Items from a figure collection

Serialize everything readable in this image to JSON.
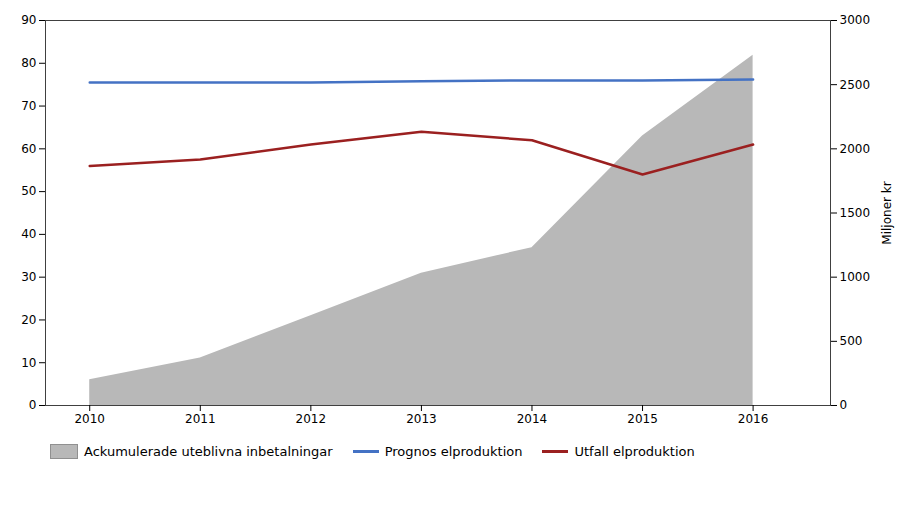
{
  "chart_data": {
    "type": "line",
    "x": [
      2010,
      2011,
      2012,
      2013,
      2014,
      2015,
      2016
    ],
    "xlim": [
      2009.6,
      2016.7
    ],
    "xticks": [
      2010,
      2011,
      2012,
      2013,
      2014,
      2015,
      2016
    ],
    "ylim": [
      0,
      90
    ],
    "yticks": [
      0,
      10,
      20,
      30,
      40,
      50,
      60,
      70,
      80,
      90
    ],
    "y2lim": [
      0,
      3000
    ],
    "y2ticks": [
      0,
      500,
      1000,
      1500,
      2000,
      2500,
      3000
    ],
    "y2label": "Miljoner kr",
    "grid": false,
    "legend": "bottom",
    "series": [
      {
        "name": "Ackumulerade uteblivna inbetalningar",
        "type": "area",
        "axis": "y2",
        "color": "#b8b8b8",
        "values": [
          200,
          370,
          700,
          1030,
          1230,
          2100,
          2730
        ]
      },
      {
        "name": "Prognos elproduktion",
        "type": "line",
        "color": "#4472C4",
        "values": [
          75.5,
          75.5,
          75.5,
          75.8,
          76.0,
          76.0,
          76.2
        ]
      },
      {
        "name": "Utfall elproduktion",
        "type": "line",
        "color": "#9B2020",
        "values": [
          56.0,
          57.5,
          61.0,
          64.0,
          62.0,
          54.0,
          61.0
        ]
      }
    ]
  }
}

* Written exercise: Replicate the material above verbatim; images stay out of the copy.

* Output for this exercise:
Serialize everything readable in this image to JSON.
{
  "chart_data": {
    "type": "line",
    "x": [
      2010,
      2011,
      2012,
      2013,
      2014,
      2015,
      2016
    ],
    "xlim": [
      2009.6,
      2016.7
    ],
    "xticks": [
      2010,
      2011,
      2012,
      2013,
      2014,
      2015,
      2016
    ],
    "ylim": [
      0,
      90
    ],
    "yticks": [
      0,
      10,
      20,
      30,
      40,
      50,
      60,
      70,
      80,
      90
    ],
    "y2lim": [
      0,
      3000
    ],
    "y2ticks": [
      0,
      500,
      1000,
      1500,
      2000,
      2500,
      3000
    ],
    "y2label": "Miljoner kr",
    "grid": false,
    "legend": "bottom",
    "series": [
      {
        "name": "Ackumulerade uteblivna inbetalningar",
        "type": "area",
        "axis": "y2",
        "color": "#b8b8b8",
        "values": [
          200,
          370,
          700,
          1030,
          1230,
          2100,
          2730
        ]
      },
      {
        "name": "Prognos elproduktion",
        "type": "line",
        "color": "#4472C4",
        "values": [
          75.5,
          75.5,
          75.5,
          75.8,
          76.0,
          76.0,
          76.2
        ]
      },
      {
        "name": "Utfall elproduktion",
        "type": "line",
        "color": "#9B2020",
        "values": [
          56.0,
          57.5,
          61.0,
          64.0,
          62.0,
          54.0,
          61.0
        ]
      }
    ]
  }
}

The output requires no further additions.